### YOUR TASK
Each record below should be output verbatim, without pictures.

### PROVIDED DATA

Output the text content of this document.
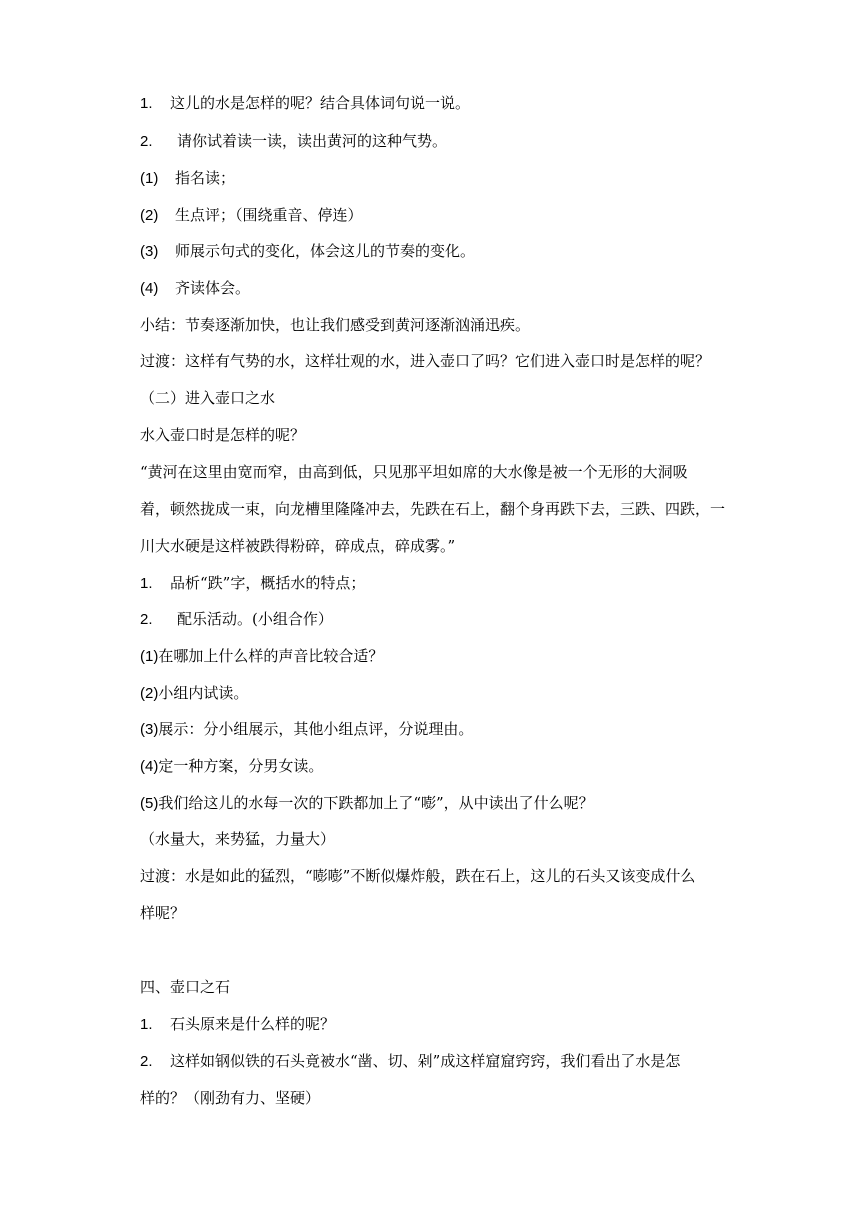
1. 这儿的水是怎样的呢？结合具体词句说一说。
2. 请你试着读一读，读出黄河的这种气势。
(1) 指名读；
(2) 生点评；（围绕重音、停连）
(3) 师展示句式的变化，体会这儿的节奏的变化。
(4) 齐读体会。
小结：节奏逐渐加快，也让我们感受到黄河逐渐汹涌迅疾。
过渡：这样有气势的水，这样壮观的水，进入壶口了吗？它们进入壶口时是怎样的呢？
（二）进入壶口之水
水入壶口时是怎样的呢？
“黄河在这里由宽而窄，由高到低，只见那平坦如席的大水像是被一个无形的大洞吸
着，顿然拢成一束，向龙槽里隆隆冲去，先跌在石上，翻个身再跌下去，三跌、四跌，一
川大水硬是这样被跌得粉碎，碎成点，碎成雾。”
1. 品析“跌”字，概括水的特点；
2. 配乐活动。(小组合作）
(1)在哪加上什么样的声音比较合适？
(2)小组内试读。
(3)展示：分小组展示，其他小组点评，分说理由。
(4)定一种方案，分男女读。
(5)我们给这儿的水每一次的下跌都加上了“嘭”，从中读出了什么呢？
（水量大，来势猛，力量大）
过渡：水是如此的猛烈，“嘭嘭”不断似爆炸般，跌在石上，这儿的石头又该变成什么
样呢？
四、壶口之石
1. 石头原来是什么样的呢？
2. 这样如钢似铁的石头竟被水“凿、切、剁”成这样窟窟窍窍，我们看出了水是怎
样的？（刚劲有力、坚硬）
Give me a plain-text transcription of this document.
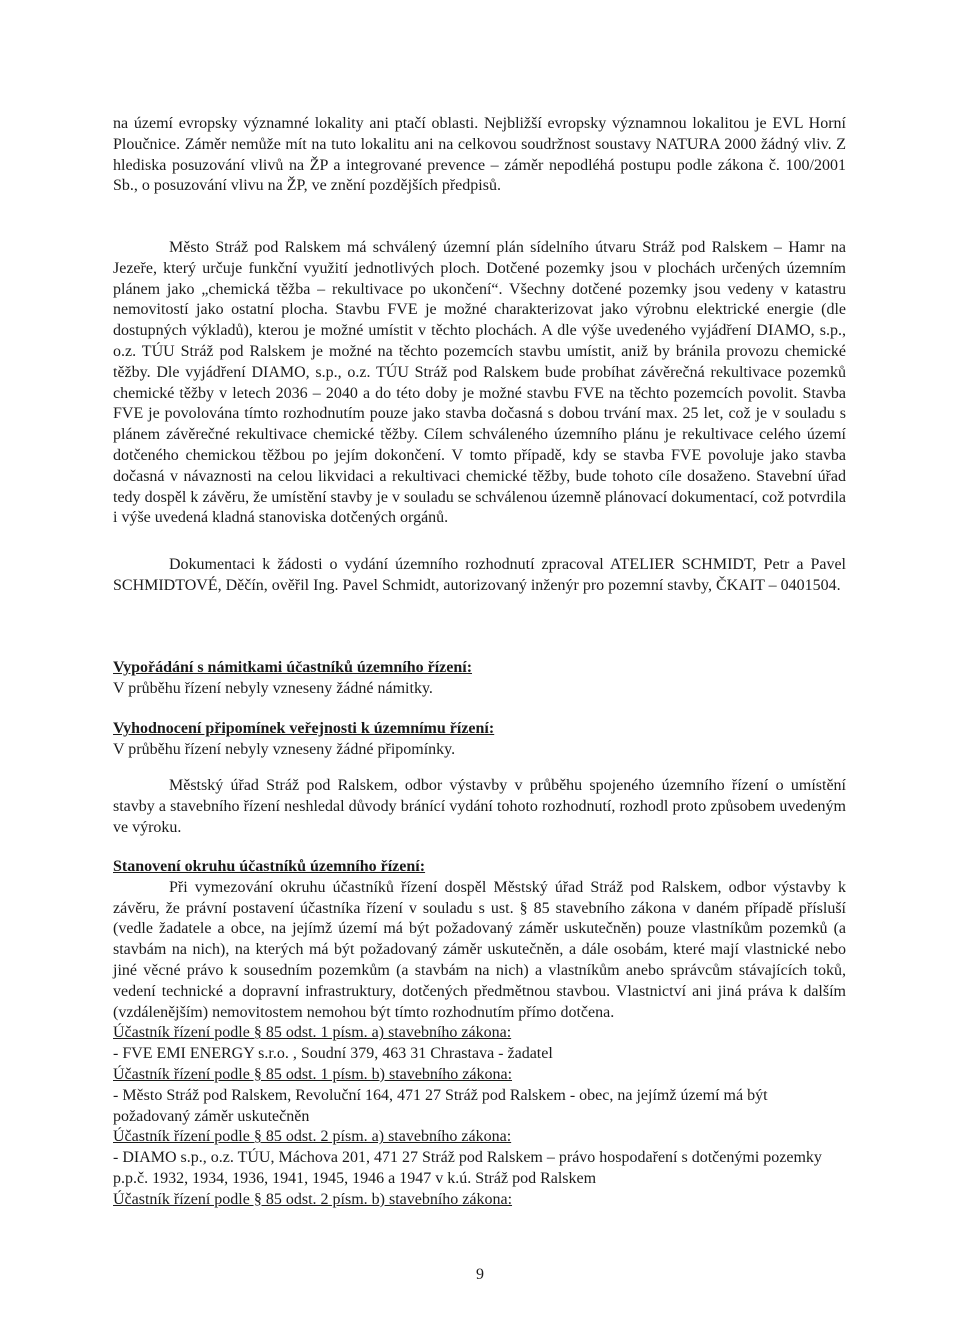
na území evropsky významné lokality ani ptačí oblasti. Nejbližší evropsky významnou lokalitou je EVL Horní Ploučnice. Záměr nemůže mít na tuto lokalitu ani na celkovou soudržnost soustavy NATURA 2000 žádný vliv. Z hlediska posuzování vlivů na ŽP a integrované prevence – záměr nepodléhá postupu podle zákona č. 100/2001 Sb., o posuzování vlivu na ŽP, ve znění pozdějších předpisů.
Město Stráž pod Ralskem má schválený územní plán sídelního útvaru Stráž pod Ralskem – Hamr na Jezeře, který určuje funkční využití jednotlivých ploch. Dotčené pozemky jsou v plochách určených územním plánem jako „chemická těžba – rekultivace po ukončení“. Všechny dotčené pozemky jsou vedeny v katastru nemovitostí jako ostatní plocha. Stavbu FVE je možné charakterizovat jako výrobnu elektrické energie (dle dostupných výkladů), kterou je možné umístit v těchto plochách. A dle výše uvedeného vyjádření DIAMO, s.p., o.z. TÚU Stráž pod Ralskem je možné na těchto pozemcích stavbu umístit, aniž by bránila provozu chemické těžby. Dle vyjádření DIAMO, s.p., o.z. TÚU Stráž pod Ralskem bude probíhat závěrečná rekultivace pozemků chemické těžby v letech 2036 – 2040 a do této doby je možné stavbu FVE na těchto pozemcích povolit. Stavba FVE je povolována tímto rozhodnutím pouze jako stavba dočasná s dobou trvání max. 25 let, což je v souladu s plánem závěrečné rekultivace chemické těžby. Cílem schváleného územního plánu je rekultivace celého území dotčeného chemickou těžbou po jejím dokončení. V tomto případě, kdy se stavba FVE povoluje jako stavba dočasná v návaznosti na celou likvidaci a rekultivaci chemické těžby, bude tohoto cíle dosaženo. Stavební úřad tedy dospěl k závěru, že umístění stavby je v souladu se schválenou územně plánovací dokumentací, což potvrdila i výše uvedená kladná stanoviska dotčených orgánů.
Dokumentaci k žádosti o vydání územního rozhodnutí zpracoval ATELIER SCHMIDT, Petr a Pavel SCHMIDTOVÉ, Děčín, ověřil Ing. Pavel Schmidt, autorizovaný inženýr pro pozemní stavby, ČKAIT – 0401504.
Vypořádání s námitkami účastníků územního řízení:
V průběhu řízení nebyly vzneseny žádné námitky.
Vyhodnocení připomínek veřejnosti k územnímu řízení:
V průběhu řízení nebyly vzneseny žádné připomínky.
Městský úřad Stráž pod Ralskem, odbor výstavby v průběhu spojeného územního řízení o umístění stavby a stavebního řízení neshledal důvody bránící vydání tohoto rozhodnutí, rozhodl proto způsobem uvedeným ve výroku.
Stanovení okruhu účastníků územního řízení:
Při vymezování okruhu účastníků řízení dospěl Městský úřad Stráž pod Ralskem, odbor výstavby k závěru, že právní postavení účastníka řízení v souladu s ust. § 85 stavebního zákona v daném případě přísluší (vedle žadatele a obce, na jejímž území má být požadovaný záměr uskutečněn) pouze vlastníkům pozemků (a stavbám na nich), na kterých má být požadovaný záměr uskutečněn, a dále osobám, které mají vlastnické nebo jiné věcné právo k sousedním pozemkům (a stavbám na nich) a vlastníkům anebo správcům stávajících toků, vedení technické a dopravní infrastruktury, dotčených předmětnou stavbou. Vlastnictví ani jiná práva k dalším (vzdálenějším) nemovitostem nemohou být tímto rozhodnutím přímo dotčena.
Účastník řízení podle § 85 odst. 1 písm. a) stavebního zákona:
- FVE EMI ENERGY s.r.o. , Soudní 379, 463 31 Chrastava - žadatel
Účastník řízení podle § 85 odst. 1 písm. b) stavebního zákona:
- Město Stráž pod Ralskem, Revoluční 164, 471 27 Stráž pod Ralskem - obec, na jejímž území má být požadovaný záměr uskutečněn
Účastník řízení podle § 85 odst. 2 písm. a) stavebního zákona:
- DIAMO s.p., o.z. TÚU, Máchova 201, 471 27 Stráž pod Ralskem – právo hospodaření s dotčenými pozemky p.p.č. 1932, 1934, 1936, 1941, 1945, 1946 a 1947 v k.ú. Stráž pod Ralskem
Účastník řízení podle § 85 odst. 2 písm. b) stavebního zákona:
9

### CORRECT ANSWER
Output the text content of this document.
1. 这儿的水是怎样的呢？结合具体词句说一说。
2. 请你试着读一读，读出黄河的这种气势。
(1) 指名读；
(2) 生点评；（围绕重音、停连）
(3) 师展示句式的变化，体会这儿的节奏的变化。
(4) 齐读体会。
小结：节奏逐渐加快，也让我们感受到黄河逐渐汹涌迅疾。
过渡：这样有气势的水，这样壮观的水，进入壶口了吗？它们进入壶口时是怎样的呢？
（二）进入壶口之水
水入壶口时是怎样的呢？
“黄河在这里由宽而窄，由高到低，只见那平坦如席的大水像是被一个无形的大洞吸
着，顿然拢成一束，向龙槽里隆隆冲去，先跌在石上，翻个身再跌下去，三跌、四跌，一
川大水硬是这样被跌得粉碎，碎成点，碎成雾。”
1. 品析“跌”字，概括水的特点；
2. 配乐活动。(小组合作）
(1)在哪加上什么样的声音比较合适？
(2)小组内试读。
(3)展示：分小组展示，其他小组点评，分说理由。
(4)定一种方案，分男女读。
(5)我们给这儿的水每一次的下跌都加上了“嘭”，从中读出了什么呢？
（水量大，来势猛，力量大）
过渡：水是如此的猛烈，“嘭嘭”不断似爆炸般，跌在石上，这儿的石头又该变成什么
样呢？
四、壶口之石
1. 石头原来是什么样的呢？
2. 这样如钢似铁的石头竟被水“凿、切、剁”成这样窟窟窍窍，我们看出了水是怎
样的？（刚劲有力、坚硬）
Give me a plain-text transcription of this document.
na území evropsky významné lokality ani ptačí oblasti. Nejbližší evropsky významnou lokalitou je EVL Horní Ploučnice. Záměr nemůže mít na tuto lokalitu ani na celkovou soudržnost soustavy NATURA 2000 žádný vliv. Z hlediska posuzování vlivů na ŽP a integrované prevence – záměr nepodléhá postupu podle zákona č. 100/2001 Sb., o posuzování vlivu na ŽP, ve znění pozdějších předpisů.
Město Stráž pod Ralskem má schválený územní plán sídelního útvaru Stráž pod Ralskem – Hamr na Jezeře, který určuje funkční využití jednotlivých ploch. Dotčené pozemky jsou v plochách určených územním plánem jako „chemická těžba – rekultivace po ukončení“. Všechny dotčené pozemky jsou vedeny v katastru nemovitostí jako ostatní plocha. Stavbu FVE je možné charakterizovat jako výrobnu elektrické energie (dle dostupných výkladů), kterou je možné umístit v těchto plochách. A dle výše uvedeného vyjádření DIAMO, s.p., o.z. TÚU Stráž pod Ralskem je možné na těchto pozemcích stavbu umístit, aniž by bránila provozu chemické těžby. Dle vyjádření DIAMO, s.p., o.z. TÚU Stráž pod Ralskem bude probíhat závěrečná rekultivace pozemků chemické těžby v letech 2036 – 2040 a do této doby je možné stavbu FVE na těchto pozemcích povolit. Stavba FVE je povolována tímto rozhodnutím pouze jako stavba dočasná s dobou trvání max. 25 let, což je v souladu s plánem závěrečné rekultivace chemické těžby. Cílem schváleného územního plánu je rekultivace celého území dotčeného chemickou těžbou po jejím dokončení. V tomto případě, kdy se stavba FVE povoluje jako stavba dočasná v návaznosti na celou likvidaci a rekultivaci chemické těžby, bude tohoto cíle dosaženo. Stavební úřad tedy dospěl k závěru, že umístění stavby je v souladu se schválenou územně plánovací dokumentací, což potvrdila i výše uvedená kladná stanoviska dotčených orgánů.
Dokumentaci k žádosti o vydání územního rozhodnutí zpracoval ATELIER SCHMIDT, Petr a Pavel SCHMIDTOVÉ, Děčín, ověřil Ing. Pavel Schmidt, autorizovaný inženýr pro pozemní stavby, ČKAIT – 0401504.
Vypořádání s námitkami účastníků územního řízení:
V průběhu řízení nebyly vzneseny žádné námitky.
Vyhodnocení připomínek veřejnosti k územnímu řízení:
V průběhu řízení nebyly vzneseny žádné připomínky.
Městský úřad Stráž pod Ralskem, odbor výstavby v průběhu spojeného územního řízení o umístění stavby a stavebního řízení neshledal důvody bránící vydání tohoto rozhodnutí, rozhodl proto způsobem uvedeným ve výroku.
Stanovení okruhu účastníků územního řízení:
Při vymezování okruhu účastníků řízení dospěl Městský úřad Stráž pod Ralskem, odbor výstavby k závěru, že právní postavení účastníka řízení v souladu s ust. § 85 stavebního zákona v daném případě přísluší (vedle žadatele a obce, na jejímž území má být požadovaný záměr uskutečněn) pouze vlastníkům pozemků (a stavbám na nich), na kterých má být požadovaný záměr uskutečněn, a dále osobám, které mají vlastnické nebo jiné věcné právo k sousedním pozemkům (a stavbám na nich) a vlastníkům anebo správcům stávajících toků, vedení technické a dopravní infrastruktury, dotčených předmětnou stavbou. Vlastnictví ani jiná práva k dalším (vzdálenějším) nemovitostem nemohou být tímto rozhodnutím přímo dotčena.
Účastník řízení podle § 85 odst. 1 písm. a) stavebního zákona:
- FVE EMI ENERGY s.r.o. , Soudní 379, 463 31 Chrastava - žadatel
Účastník řízení podle § 85 odst. 1 písm. b) stavebního zákona:
- Město Stráž pod Ralskem, Revoluční 164, 471 27 Stráž pod Ralskem - obec, na jejímž území má být požadovaný záměr uskutečněn
Účastník řízení podle § 85 odst. 2 písm. a) stavebního zákona:
- DIAMO s.p., o.z. TÚU, Máchova 201, 471 27 Stráž pod Ralskem – právo hospodaření s dotčenými pozemky p.p.č. 1932, 1934, 1936, 1941, 1945, 1946 a 1947 v k.ú. Stráž pod Ralskem
Účastník řízení podle § 85 odst. 2 písm. b) stavebního zákona:
9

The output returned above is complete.